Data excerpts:
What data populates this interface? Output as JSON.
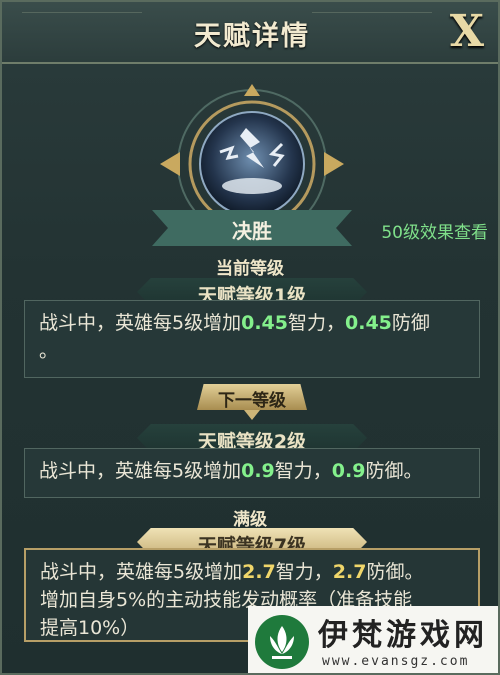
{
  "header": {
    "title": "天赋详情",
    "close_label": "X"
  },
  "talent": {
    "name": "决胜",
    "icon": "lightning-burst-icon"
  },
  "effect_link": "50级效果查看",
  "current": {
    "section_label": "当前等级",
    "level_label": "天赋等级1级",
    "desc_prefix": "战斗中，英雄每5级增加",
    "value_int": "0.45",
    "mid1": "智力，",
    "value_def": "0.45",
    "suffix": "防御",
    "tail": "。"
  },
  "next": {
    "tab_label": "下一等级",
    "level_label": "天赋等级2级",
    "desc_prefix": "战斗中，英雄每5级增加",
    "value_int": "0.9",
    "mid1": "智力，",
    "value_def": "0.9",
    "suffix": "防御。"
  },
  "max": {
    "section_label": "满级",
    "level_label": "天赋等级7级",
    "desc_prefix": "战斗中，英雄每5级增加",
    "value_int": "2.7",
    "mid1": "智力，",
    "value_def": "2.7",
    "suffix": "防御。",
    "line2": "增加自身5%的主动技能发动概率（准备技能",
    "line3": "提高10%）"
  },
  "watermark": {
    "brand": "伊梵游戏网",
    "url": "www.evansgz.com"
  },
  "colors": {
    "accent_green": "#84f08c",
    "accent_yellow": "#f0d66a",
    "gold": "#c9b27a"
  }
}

**WHAT YOU NEED TO DO**
Retype every record above exactly as written, but leave out the pictures.

**SOLVED EXERCISE**
What data populates this interface? Output as JSON.
{
  "header": {
    "title": "天赋详情",
    "close_label": "X"
  },
  "talent": {
    "name": "决胜",
    "icon": "lightning-burst-icon"
  },
  "effect_link": "50级效果查看",
  "current": {
    "section_label": "当前等级",
    "level_label": "天赋等级1级",
    "desc_prefix": "战斗中，英雄每5级增加",
    "value_int": "0.45",
    "mid1": "智力，",
    "value_def": "0.45",
    "suffix": "防御",
    "tail": "。"
  },
  "next": {
    "tab_label": "下一等级",
    "level_label": "天赋等级2级",
    "desc_prefix": "战斗中，英雄每5级增加",
    "value_int": "0.9",
    "mid1": "智力，",
    "value_def": "0.9",
    "suffix": "防御。"
  },
  "max": {
    "section_label": "满级",
    "level_label": "天赋等级7级",
    "desc_prefix": "战斗中，英雄每5级增加",
    "value_int": "2.7",
    "mid1": "智力，",
    "value_def": "2.7",
    "suffix": "防御。",
    "line2": "增加自身5%的主动技能发动概率（准备技能",
    "line3": "提高10%）"
  },
  "watermark": {
    "brand": "伊梵游戏网",
    "url": "www.evansgz.com"
  },
  "colors": {
    "accent_green": "#84f08c",
    "accent_yellow": "#f0d66a",
    "gold": "#c9b27a"
  }
}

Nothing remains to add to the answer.